(Collected data)
****
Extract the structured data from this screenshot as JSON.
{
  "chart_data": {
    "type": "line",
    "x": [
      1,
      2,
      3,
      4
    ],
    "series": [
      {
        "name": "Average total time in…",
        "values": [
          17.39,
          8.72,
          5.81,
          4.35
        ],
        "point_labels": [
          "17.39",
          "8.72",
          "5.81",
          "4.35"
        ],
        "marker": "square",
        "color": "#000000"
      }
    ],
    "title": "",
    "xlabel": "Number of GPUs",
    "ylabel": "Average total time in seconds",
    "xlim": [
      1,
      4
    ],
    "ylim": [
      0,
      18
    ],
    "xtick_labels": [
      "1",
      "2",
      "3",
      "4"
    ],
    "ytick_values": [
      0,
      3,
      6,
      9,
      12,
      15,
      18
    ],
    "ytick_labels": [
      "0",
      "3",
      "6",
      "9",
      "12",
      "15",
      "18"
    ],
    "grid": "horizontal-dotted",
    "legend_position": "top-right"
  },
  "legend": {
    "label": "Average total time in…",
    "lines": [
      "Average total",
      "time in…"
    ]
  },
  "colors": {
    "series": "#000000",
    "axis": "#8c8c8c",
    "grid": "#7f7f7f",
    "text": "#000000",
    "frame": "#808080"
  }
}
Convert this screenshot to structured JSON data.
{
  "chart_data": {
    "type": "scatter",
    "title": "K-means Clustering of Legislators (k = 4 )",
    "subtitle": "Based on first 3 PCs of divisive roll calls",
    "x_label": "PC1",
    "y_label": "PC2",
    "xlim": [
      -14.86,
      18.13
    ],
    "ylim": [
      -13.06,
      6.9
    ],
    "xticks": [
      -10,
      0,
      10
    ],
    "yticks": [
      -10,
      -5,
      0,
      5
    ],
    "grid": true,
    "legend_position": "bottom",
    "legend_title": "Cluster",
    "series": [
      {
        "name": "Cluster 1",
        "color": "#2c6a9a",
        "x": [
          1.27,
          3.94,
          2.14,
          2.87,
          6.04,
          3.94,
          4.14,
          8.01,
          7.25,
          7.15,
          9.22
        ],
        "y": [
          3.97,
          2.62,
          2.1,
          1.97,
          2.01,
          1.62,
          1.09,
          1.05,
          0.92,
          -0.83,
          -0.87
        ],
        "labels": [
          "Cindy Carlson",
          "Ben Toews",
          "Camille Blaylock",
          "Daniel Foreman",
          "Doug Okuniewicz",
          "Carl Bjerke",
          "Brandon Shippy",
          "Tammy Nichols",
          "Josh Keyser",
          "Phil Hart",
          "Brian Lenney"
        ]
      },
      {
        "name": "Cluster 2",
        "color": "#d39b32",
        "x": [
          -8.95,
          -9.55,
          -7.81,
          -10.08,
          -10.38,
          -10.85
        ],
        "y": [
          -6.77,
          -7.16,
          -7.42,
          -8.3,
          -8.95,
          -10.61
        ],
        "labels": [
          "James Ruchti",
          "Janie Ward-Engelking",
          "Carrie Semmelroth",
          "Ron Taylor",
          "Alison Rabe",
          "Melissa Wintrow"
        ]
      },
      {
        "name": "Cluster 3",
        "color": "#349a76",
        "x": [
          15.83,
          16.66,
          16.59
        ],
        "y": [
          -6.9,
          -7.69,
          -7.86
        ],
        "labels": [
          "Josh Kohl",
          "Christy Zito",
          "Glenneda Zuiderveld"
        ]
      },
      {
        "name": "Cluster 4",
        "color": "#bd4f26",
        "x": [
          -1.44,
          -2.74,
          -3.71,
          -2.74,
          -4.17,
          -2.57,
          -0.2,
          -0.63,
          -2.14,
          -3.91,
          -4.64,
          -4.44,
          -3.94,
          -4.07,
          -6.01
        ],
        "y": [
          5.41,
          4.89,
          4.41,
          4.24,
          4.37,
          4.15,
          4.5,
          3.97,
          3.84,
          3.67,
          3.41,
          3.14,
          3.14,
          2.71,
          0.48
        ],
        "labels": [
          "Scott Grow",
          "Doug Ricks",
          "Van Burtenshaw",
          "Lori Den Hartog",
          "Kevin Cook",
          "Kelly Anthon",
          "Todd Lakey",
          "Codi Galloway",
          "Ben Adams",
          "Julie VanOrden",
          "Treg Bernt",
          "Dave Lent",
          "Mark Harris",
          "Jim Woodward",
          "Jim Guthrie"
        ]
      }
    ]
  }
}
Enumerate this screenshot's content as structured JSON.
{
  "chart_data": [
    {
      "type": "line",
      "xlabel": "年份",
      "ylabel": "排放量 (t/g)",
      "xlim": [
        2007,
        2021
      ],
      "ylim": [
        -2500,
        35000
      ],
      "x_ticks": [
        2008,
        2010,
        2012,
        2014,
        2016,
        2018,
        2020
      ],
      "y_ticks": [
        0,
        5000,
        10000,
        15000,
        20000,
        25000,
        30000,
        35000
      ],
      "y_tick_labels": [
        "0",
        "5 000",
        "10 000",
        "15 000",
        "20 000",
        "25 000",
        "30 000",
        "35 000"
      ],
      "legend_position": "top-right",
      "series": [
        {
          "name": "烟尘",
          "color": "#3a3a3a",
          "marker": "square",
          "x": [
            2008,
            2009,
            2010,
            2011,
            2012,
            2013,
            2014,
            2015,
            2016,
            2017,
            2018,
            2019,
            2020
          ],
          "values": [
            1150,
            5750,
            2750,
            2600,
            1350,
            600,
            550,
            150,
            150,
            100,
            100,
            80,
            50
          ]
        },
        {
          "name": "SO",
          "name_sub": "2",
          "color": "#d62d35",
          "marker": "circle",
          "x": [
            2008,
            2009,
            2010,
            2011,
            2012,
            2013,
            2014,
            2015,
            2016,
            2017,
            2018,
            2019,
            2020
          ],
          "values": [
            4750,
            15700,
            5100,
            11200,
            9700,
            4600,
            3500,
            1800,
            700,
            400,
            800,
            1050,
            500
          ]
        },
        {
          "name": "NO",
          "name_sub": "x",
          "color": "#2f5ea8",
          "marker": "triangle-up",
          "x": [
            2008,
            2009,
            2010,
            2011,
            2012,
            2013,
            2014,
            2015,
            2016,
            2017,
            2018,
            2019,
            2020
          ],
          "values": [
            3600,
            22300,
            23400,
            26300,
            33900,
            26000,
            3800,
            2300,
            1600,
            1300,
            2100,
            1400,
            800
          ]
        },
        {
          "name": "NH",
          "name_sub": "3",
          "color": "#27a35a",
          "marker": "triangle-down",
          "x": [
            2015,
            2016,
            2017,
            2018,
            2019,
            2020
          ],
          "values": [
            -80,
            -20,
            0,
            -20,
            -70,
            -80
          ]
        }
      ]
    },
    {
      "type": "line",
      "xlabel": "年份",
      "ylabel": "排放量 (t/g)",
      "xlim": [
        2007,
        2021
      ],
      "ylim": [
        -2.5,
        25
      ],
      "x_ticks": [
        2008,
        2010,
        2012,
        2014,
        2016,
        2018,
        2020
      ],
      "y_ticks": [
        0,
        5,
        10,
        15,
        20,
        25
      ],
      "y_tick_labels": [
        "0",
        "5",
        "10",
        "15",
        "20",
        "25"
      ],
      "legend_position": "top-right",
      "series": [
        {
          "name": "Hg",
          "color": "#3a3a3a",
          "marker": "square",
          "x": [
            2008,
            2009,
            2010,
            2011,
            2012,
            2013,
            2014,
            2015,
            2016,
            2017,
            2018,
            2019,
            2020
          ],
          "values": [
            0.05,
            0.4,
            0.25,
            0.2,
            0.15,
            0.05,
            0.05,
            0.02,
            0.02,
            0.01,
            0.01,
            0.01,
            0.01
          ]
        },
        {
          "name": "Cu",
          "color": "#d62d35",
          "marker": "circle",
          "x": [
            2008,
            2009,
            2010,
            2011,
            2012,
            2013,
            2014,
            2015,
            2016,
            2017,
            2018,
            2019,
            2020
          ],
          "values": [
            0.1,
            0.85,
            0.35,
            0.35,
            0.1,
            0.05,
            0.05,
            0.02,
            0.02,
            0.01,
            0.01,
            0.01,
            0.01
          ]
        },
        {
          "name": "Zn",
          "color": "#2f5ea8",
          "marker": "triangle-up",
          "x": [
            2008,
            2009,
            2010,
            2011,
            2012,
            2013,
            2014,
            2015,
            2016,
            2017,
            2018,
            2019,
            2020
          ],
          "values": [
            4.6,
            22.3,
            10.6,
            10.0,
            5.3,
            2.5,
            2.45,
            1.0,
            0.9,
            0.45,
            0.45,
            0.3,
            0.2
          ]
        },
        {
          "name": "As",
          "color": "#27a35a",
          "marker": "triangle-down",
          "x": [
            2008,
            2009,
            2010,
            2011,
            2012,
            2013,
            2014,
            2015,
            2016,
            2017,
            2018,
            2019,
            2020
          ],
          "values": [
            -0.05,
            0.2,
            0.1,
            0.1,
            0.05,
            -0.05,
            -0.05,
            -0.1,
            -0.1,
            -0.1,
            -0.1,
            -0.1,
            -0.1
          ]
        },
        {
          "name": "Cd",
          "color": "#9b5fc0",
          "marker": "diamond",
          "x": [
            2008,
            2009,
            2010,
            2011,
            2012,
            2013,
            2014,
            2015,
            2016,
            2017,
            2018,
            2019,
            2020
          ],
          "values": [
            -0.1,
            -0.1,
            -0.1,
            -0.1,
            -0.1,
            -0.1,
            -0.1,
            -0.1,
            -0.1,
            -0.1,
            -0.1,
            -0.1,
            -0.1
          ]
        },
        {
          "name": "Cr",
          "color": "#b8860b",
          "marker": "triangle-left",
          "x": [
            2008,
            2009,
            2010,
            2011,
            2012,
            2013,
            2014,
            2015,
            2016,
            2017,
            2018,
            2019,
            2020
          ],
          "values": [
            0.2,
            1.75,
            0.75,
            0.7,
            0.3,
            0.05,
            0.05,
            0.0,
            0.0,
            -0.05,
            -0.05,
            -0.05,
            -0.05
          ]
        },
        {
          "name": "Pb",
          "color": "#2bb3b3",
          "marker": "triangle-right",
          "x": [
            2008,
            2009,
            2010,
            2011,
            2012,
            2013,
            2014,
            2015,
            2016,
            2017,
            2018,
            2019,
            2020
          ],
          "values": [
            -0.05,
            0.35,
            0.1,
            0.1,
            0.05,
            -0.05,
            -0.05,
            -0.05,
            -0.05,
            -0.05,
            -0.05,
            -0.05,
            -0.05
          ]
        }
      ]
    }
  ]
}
****
WORK REQUIRED
Report only the number of lines in the data above that contain "grid".

IN RESPONSE
3